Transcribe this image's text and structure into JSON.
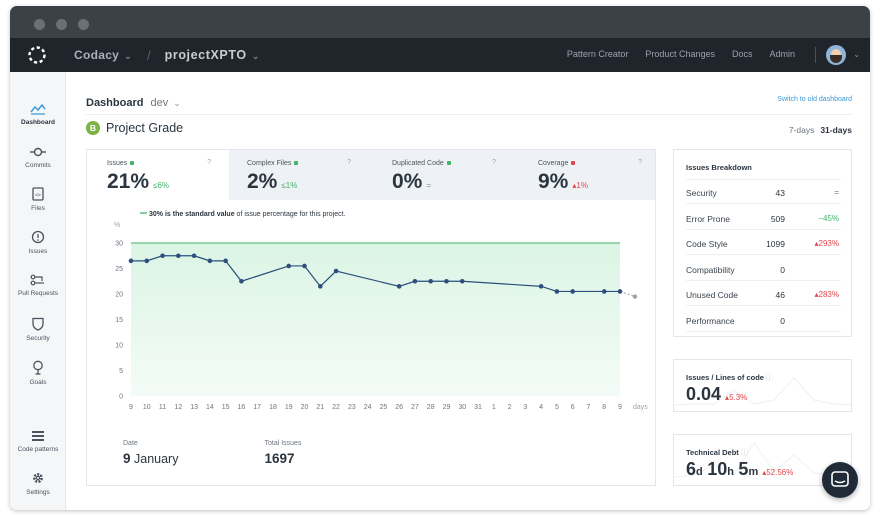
{
  "colors": {
    "nav_bg": "#1f252b",
    "accent_blue": "#3e9ad6",
    "line": "#2c4f7c",
    "good": "#43b36a",
    "bad": "#e0464a",
    "grade": "#7cb342"
  },
  "navbar": {
    "brand": "Codacy",
    "project": "projectXPTO",
    "links": [
      "Pattern Creator",
      "Product Changes",
      "Docs",
      "Admin"
    ],
    "logo_icon": "codacy-logo-icon",
    "avatar_icon": "user-avatar"
  },
  "sidebar": {
    "items": [
      {
        "label": "Dashboard",
        "icon": "chart-line-icon"
      },
      {
        "label": "Commits",
        "icon": "commit-icon"
      },
      {
        "label": "Files",
        "icon": "file-icon"
      },
      {
        "label": "Issues",
        "icon": "alert-circle-icon"
      },
      {
        "label": "Pull Requests",
        "icon": "pull-request-icon"
      },
      {
        "label": "Security",
        "icon": "shield-icon"
      },
      {
        "label": "Goals",
        "icon": "goal-pin-icon"
      },
      {
        "label": "Code patterns",
        "icon": "list-icon"
      },
      {
        "label": "Settings",
        "icon": "gear-icon"
      }
    ]
  },
  "header": {
    "title": "Dashboard",
    "branch": "dev",
    "switch_link": "Switch to old dashboard",
    "grade_letter": "B",
    "grade_title": "Project Grade",
    "range_7": "7-days",
    "range_31": "31-days"
  },
  "metrics": [
    {
      "name": "Issues",
      "value": "21%",
      "delta": "≤6%",
      "status": "good"
    },
    {
      "name": "Complex Files",
      "value": "2%",
      "delta": "≤1%",
      "status": "good"
    },
    {
      "name": "Duplicated Code",
      "value": "0%",
      "delta": "=",
      "status": "neutral"
    },
    {
      "name": "Coverage",
      "value": "9%",
      "delta": "▴1%",
      "status": "bad"
    }
  ],
  "help_symbol": "?",
  "chart_data": {
    "type": "line",
    "legend_bold": "30% is the standard value",
    "legend_rest": "of issue percentage for this project.",
    "ylabel": "%",
    "xlabel": "days",
    "ylim": [
      0,
      30
    ],
    "yticks": [
      0,
      5,
      10,
      15,
      20,
      25,
      30
    ],
    "reference": 30,
    "categories": [
      "9",
      "10",
      "11",
      "12",
      "13",
      "14",
      "15",
      "16",
      "17",
      "18",
      "19",
      "20",
      "21",
      "22",
      "23",
      "24",
      "25",
      "26",
      "27",
      "28",
      "29",
      "30",
      "31",
      "1",
      "2",
      "3",
      "4",
      "5",
      "6",
      "7",
      "8",
      "9"
    ],
    "values": [
      26.5,
      26.5,
      27.5,
      27.5,
      27.5,
      26.5,
      26.5,
      22.5,
      null,
      null,
      25.5,
      25.5,
      21.5,
      24.5,
      null,
      null,
      null,
      21.5,
      22.5,
      22.5,
      22.5,
      22.5,
      null,
      null,
      null,
      null,
      21.5,
      20.5,
      20.5,
      null,
      20.5,
      20.5
    ],
    "projected": 19.5
  },
  "stats": {
    "date_label": "Date",
    "date_day": "9",
    "date_month": "January",
    "total_label": "Total Issues",
    "total_value": "1697"
  },
  "breakdown": {
    "title": "Issues Breakdown",
    "rows": [
      {
        "name": "Security",
        "count": "43",
        "delta": "=",
        "status": "neutral"
      },
      {
        "name": "Error Prone",
        "count": "509",
        "delta": "−45%",
        "status": "good"
      },
      {
        "name": "Code Style",
        "count": "1099",
        "delta": "▴293%",
        "status": "bad"
      },
      {
        "name": "Compatibility",
        "count": "0",
        "delta": "",
        "status": "neutral"
      },
      {
        "name": "Unused Code",
        "count": "46",
        "delta": "▴283%",
        "status": "bad"
      },
      {
        "name": "Performance",
        "count": "0",
        "delta": "",
        "status": "neutral"
      }
    ]
  },
  "loc_card": {
    "title": "Issues / Lines of code",
    "value": "0.04",
    "delta": "▴5.3%"
  },
  "debt_card": {
    "title": "Technical Debt",
    "d": "6",
    "h": "10",
    "m": "5",
    "d_unit": "d",
    "h_unit": "h",
    "m_unit": "m",
    "delta": "▴52.56%"
  }
}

=-=-=

■ EXERCISE DETAILS
Retype all entries exactly as they appear, dropping the images.

■ TASK RESPONSE
Transcribe this image's text and structure into JSON.
{
  "colors": {
    "nav_bg": "#1f252b",
    "accent_blue": "#3e9ad6",
    "line": "#2c4f7c",
    "good": "#43b36a",
    "bad": "#e0464a",
    "grade": "#7cb342"
  },
  "navbar": {
    "brand": "Codacy",
    "project": "projectXPTO",
    "links": [
      "Pattern Creator",
      "Product Changes",
      "Docs",
      "Admin"
    ],
    "logo_icon": "codacy-logo-icon",
    "avatar_icon": "user-avatar"
  },
  "sidebar": {
    "items": [
      {
        "label": "Dashboard",
        "icon": "chart-line-icon"
      },
      {
        "label": "Commits",
        "icon": "commit-icon"
      },
      {
        "label": "Files",
        "icon": "file-icon"
      },
      {
        "label": "Issues",
        "icon": "alert-circle-icon"
      },
      {
        "label": "Pull Requests",
        "icon": "pull-request-icon"
      },
      {
        "label": "Security",
        "icon": "shield-icon"
      },
      {
        "label": "Goals",
        "icon": "goal-pin-icon"
      },
      {
        "label": "Code patterns",
        "icon": "list-icon"
      },
      {
        "label": "Settings",
        "icon": "gear-icon"
      }
    ]
  },
  "header": {
    "title": "Dashboard",
    "branch": "dev",
    "switch_link": "Switch to old dashboard",
    "grade_letter": "B",
    "grade_title": "Project Grade",
    "range_7": "7-days",
    "range_31": "31-days"
  },
  "metrics": [
    {
      "name": "Issues",
      "value": "21%",
      "delta": "≤6%",
      "status": "good"
    },
    {
      "name": "Complex Files",
      "value": "2%",
      "delta": "≤1%",
      "status": "good"
    },
    {
      "name": "Duplicated Code",
      "value": "0%",
      "delta": "=",
      "status": "neutral"
    },
    {
      "name": "Coverage",
      "value": "9%",
      "delta": "▴1%",
      "status": "bad"
    }
  ],
  "help_symbol": "?",
  "chart_data": {
    "type": "line",
    "legend_bold": "30% is the standard value",
    "legend_rest": "of issue percentage for this project.",
    "ylabel": "%",
    "xlabel": "days",
    "ylim": [
      0,
      30
    ],
    "yticks": [
      0,
      5,
      10,
      15,
      20,
      25,
      30
    ],
    "reference": 30,
    "categories": [
      "9",
      "10",
      "11",
      "12",
      "13",
      "14",
      "15",
      "16",
      "17",
      "18",
      "19",
      "20",
      "21",
      "22",
      "23",
      "24",
      "25",
      "26",
      "27",
      "28",
      "29",
      "30",
      "31",
      "1",
      "2",
      "3",
      "4",
      "5",
      "6",
      "7",
      "8",
      "9"
    ],
    "values": [
      26.5,
      26.5,
      27.5,
      27.5,
      27.5,
      26.5,
      26.5,
      22.5,
      null,
      null,
      25.5,
      25.5,
      21.5,
      24.5,
      null,
      null,
      null,
      21.5,
      22.5,
      22.5,
      22.5,
      22.5,
      null,
      null,
      null,
      null,
      21.5,
      20.5,
      20.5,
      null,
      20.5,
      20.5
    ],
    "projected": 19.5
  },
  "stats": {
    "date_label": "Date",
    "date_day": "9",
    "date_month": "January",
    "total_label": "Total Issues",
    "total_value": "1697"
  },
  "breakdown": {
    "title": "Issues Breakdown",
    "rows": [
      {
        "name": "Security",
        "count": "43",
        "delta": "=",
        "status": "neutral"
      },
      {
        "name": "Error Prone",
        "count": "509",
        "delta": "−45%",
        "status": "good"
      },
      {
        "name": "Code Style",
        "count": "1099",
        "delta": "▴293%",
        "status": "bad"
      },
      {
        "name": "Compatibility",
        "count": "0",
        "delta": "",
        "status": "neutral"
      },
      {
        "name": "Unused Code",
        "count": "46",
        "delta": "▴283%",
        "status": "bad"
      },
      {
        "name": "Performance",
        "count": "0",
        "delta": "",
        "status": "neutral"
      }
    ]
  },
  "loc_card": {
    "title": "Issues / Lines of code",
    "value": "0.04",
    "delta": "▴5.3%"
  },
  "debt_card": {
    "title": "Technical Debt",
    "d": "6",
    "h": "10",
    "m": "5",
    "d_unit": "d",
    "h_unit": "h",
    "m_unit": "m",
    "delta": "▴52.56%"
  }
}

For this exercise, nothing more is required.